▶ [Task brief]:
Word for word, restate every line of the listing that follows.

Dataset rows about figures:
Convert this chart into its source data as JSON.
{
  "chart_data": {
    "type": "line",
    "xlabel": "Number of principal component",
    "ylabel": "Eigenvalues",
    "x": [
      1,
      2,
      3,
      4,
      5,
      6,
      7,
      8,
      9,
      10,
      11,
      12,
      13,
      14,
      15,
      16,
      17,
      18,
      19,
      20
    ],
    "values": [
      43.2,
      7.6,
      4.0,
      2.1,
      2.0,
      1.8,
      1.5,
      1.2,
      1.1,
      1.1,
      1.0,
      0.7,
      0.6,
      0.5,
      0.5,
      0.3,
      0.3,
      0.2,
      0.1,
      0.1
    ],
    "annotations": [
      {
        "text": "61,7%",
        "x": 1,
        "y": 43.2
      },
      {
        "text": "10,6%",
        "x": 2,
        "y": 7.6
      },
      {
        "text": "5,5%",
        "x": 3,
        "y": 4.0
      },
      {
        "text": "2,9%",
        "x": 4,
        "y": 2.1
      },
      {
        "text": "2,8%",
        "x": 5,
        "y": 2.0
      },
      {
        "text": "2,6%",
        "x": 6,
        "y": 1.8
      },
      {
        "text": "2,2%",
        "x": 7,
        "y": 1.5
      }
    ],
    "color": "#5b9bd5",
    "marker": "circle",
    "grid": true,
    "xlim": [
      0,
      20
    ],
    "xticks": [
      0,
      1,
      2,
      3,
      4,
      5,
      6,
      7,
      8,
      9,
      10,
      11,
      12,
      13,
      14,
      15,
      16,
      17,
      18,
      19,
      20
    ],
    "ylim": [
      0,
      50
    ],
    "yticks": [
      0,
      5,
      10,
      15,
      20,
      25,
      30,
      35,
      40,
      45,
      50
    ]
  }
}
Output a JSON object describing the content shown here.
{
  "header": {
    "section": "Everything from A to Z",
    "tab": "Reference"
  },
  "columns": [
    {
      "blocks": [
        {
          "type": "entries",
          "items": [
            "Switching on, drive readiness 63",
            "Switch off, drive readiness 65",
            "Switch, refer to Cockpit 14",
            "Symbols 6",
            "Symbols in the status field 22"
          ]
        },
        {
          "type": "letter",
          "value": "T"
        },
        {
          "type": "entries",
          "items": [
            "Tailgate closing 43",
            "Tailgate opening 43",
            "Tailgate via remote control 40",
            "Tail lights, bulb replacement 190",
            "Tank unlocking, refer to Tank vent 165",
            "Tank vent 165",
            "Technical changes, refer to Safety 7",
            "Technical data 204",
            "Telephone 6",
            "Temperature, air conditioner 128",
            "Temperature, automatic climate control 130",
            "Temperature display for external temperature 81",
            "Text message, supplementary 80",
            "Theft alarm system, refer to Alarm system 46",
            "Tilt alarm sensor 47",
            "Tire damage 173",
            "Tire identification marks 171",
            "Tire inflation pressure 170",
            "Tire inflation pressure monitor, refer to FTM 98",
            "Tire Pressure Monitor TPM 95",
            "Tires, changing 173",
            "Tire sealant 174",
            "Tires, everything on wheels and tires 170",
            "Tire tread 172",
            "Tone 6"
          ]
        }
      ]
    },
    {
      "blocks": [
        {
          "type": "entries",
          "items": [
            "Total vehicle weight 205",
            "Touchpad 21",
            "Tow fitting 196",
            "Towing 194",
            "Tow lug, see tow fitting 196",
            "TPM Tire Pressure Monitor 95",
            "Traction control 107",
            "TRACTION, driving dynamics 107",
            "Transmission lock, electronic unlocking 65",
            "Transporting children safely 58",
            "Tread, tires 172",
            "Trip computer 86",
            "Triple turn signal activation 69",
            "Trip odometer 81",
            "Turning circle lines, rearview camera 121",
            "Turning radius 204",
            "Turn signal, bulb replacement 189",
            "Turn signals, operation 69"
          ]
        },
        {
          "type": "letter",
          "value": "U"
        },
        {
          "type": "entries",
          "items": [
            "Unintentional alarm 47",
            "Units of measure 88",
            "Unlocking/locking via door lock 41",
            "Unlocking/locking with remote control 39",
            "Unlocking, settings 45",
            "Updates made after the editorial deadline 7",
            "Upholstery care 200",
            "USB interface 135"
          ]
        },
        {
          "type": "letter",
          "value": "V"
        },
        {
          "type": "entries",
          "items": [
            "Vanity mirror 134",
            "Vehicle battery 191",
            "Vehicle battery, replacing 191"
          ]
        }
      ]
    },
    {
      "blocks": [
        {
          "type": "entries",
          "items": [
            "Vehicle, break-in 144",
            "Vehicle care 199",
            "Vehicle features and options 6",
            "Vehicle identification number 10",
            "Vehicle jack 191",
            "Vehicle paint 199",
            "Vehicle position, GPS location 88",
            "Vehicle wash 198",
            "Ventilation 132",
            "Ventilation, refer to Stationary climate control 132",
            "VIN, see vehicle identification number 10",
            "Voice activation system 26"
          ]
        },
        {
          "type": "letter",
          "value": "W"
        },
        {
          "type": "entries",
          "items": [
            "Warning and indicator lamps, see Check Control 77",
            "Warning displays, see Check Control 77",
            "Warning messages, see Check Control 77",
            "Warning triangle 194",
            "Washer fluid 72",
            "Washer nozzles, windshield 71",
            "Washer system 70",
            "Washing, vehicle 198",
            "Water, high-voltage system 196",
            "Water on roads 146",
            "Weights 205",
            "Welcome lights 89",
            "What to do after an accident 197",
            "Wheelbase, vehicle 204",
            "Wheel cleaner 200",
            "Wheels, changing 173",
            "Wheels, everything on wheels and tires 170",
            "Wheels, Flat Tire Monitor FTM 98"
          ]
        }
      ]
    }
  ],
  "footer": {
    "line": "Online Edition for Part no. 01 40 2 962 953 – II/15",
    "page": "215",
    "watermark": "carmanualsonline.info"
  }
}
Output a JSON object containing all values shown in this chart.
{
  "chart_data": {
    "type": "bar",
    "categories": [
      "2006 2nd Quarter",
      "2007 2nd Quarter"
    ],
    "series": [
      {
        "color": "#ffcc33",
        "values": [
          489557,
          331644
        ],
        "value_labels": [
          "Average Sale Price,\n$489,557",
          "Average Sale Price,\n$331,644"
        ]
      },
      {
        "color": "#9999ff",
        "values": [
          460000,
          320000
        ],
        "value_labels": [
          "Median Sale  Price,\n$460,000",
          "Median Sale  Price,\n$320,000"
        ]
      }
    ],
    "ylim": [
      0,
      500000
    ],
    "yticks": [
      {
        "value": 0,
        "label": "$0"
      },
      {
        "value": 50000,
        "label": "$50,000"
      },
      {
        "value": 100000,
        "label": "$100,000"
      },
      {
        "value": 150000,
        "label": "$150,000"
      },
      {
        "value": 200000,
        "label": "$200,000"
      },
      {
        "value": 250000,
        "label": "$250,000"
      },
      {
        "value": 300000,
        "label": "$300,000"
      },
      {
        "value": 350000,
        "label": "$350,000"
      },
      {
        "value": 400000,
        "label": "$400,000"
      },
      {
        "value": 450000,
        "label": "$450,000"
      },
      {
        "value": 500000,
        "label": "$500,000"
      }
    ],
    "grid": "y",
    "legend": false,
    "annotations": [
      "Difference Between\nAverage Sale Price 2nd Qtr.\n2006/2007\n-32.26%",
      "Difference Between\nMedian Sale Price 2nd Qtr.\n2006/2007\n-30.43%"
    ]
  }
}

▶ [Solution to this exercise]:
Convert this chart into its source data as JSON.
{
  "chart_data": {
    "type": "line",
    "xlabel": "Number of principal component",
    "ylabel": "Eigenvalues",
    "x": [
      1,
      2,
      3,
      4,
      5,
      6,
      7,
      8,
      9,
      10,
      11,
      12,
      13,
      14,
      15,
      16,
      17,
      18,
      19,
      20
    ],
    "values": [
      43.2,
      7.6,
      4.0,
      2.1,
      2.0,
      1.8,
      1.5,
      1.2,
      1.1,
      1.1,
      1.0,
      0.7,
      0.6,
      0.5,
      0.5,
      0.3,
      0.3,
      0.2,
      0.1,
      0.1
    ],
    "annotations": [
      {
        "text": "61,7%",
        "x": 1,
        "y": 43.2
      },
      {
        "text": "10,6%",
        "x": 2,
        "y": 7.6
      },
      {
        "text": "5,5%",
        "x": 3,
        "y": 4.0
      },
      {
        "text": "2,9%",
        "x": 4,
        "y": 2.1
      },
      {
        "text": "2,8%",
        "x": 5,
        "y": 2.0
      },
      {
        "text": "2,6%",
        "x": 6,
        "y": 1.8
      },
      {
        "text": "2,2%",
        "x": 7,
        "y": 1.5
      }
    ],
    "color": "#5b9bd5",
    "marker": "circle",
    "grid": true,
    "xlim": [
      0,
      20
    ],
    "xticks": [
      0,
      1,
      2,
      3,
      4,
      5,
      6,
      7,
      8,
      9,
      10,
      11,
      12,
      13,
      14,
      15,
      16,
      17,
      18,
      19,
      20
    ],
    "ylim": [
      0,
      50
    ],
    "yticks": [
      0,
      5,
      10,
      15,
      20,
      25,
      30,
      35,
      40,
      45,
      50
    ]
  }
}
Output a JSON object describing the content shown here.
{
  "header": {
    "section": "Everything from A to Z",
    "tab": "Reference"
  },
  "columns": [
    {
      "blocks": [
        {
          "type": "entries",
          "items": [
            "Switching on, drive readiness 63",
            "Switch off, drive readiness 65",
            "Switch, refer to Cockpit 14",
            "Symbols 6",
            "Symbols in the status field 22"
          ]
        },
        {
          "type": "letter",
          "value": "T"
        },
        {
          "type": "entries",
          "items": [
            "Tailgate closing 43",
            "Tailgate opening 43",
            "Tailgate via remote control 40",
            "Tail lights, bulb replacement 190",
            "Tank unlocking, refer to Tank vent 165",
            "Tank vent 165",
            "Technical changes, refer to Safety 7",
            "Technical data 204",
            "Telephone 6",
            "Temperature, air conditioner 128",
            "Temperature, automatic climate control 130",
            "Temperature display for external temperature 81",
            "Text message, supplementary 80",
            "Theft alarm system, refer to Alarm system 46",
            "Tilt alarm sensor 47",
            "Tire damage 173",
            "Tire identification marks 171",
            "Tire inflation pressure 170",
            "Tire inflation pressure monitor, refer to FTM 98",
            "Tire Pressure Monitor TPM 95",
            "Tires, changing 173",
            "Tire sealant 174",
            "Tires, everything on wheels and tires 170",
            "Tire tread 172",
            "Tone 6"
          ]
        }
      ]
    },
    {
      "blocks": [
        {
          "type": "entries",
          "items": [
            "Total vehicle weight 205",
            "Touchpad 21",
            "Tow fitting 196",
            "Towing 194",
            "Tow lug, see tow fitting 196",
            "TPM Tire Pressure Monitor 95",
            "Traction control 107",
            "TRACTION, driving dynamics 107",
            "Transmission lock, electronic unlocking 65",
            "Transporting children safely 58",
            "Tread, tires 172",
            "Trip computer 86",
            "Triple turn signal activation 69",
            "Trip odometer 81",
            "Turning circle lines, rearview camera 121",
            "Turning radius 204",
            "Turn signal, bulb replacement 189",
            "Turn signals, operation 69"
          ]
        },
        {
          "type": "letter",
          "value": "U"
        },
        {
          "type": "entries",
          "items": [
            "Unintentional alarm 47",
            "Units of measure 88",
            "Unlocking/locking via door lock 41",
            "Unlocking/locking with remote control 39",
            "Unlocking, settings 45",
            "Updates made after the editorial deadline 7",
            "Upholstery care 200",
            "USB interface 135"
          ]
        },
        {
          "type": "letter",
          "value": "V"
        },
        {
          "type": "entries",
          "items": [
            "Vanity mirror 134",
            "Vehicle battery 191",
            "Vehicle battery, replacing 191"
          ]
        }
      ]
    },
    {
      "blocks": [
        {
          "type": "entries",
          "items": [
            "Vehicle, break-in 144",
            "Vehicle care 199",
            "Vehicle features and options 6",
            "Vehicle identification number 10",
            "Vehicle jack 191",
            "Vehicle paint 199",
            "Vehicle position, GPS location 88",
            "Vehicle wash 198",
            "Ventilation 132",
            "Ventilation, refer to Stationary climate control 132",
            "VIN, see vehicle identification number 10",
            "Voice activation system 26"
          ]
        },
        {
          "type": "letter",
          "value": "W"
        },
        {
          "type": "entries",
          "items": [
            "Warning and indicator lamps, see Check Control 77",
            "Warning displays, see Check Control 77",
            "Warning messages, see Check Control 77",
            "Warning triangle 194",
            "Washer fluid 72",
            "Washer nozzles, windshield 71",
            "Washer system 70",
            "Washing, vehicle 198",
            "Water, high-voltage system 196",
            "Water on roads 146",
            "Weights 205",
            "Welcome lights 89",
            "What to do after an accident 197",
            "Wheelbase, vehicle 204",
            "Wheel cleaner 200",
            "Wheels, changing 173",
            "Wheels, everything on wheels and tires 170",
            "Wheels, Flat Tire Monitor FTM 98"
          ]
        }
      ]
    }
  ],
  "footer": {
    "line": "Online Edition for Part no. 01 40 2 962 953 – II/15",
    "page": "215",
    "watermark": "carmanualsonline.info"
  }
}
Output a JSON object containing all values shown in this chart.
{
  "chart_data": {
    "type": "bar",
    "categories": [
      "2006 2nd Quarter",
      "2007 2nd Quarter"
    ],
    "series": [
      {
        "color": "#ffcc33",
        "values": [
          489557,
          331644
        ],
        "value_labels": [
          "Average Sale Price,\n$489,557",
          "Average Sale Price,\n$331,644"
        ]
      },
      {
        "color": "#9999ff",
        "values": [
          460000,
          320000
        ],
        "value_labels": [
          "Median Sale  Price,\n$460,000",
          "Median Sale  Price,\n$320,000"
        ]
      }
    ],
    "ylim": [
      0,
      500000
    ],
    "yticks": [
      {
        "value": 0,
        "label": "$0"
      },
      {
        "value": 50000,
        "label": "$50,000"
      },
      {
        "value": 100000,
        "label": "$100,000"
      },
      {
        "value": 150000,
        "label": "$150,000"
      },
      {
        "value": 200000,
        "label": "$200,000"
      },
      {
        "value": 250000,
        "label": "$250,000"
      },
      {
        "value": 300000,
        "label": "$300,000"
      },
      {
        "value": 350000,
        "label": "$350,000"
      },
      {
        "value": 400000,
        "label": "$400,000"
      },
      {
        "value": 450000,
        "label": "$450,000"
      },
      {
        "value": 500000,
        "label": "$500,000"
      }
    ],
    "grid": "y",
    "legend": false,
    "annotations": [
      "Difference Between\nAverage Sale Price 2nd Qtr.\n2006/2007\n-32.26%",
      "Difference Between\nMedian Sale Price 2nd Qtr.\n2006/2007\n-30.43%"
    ]
  }
}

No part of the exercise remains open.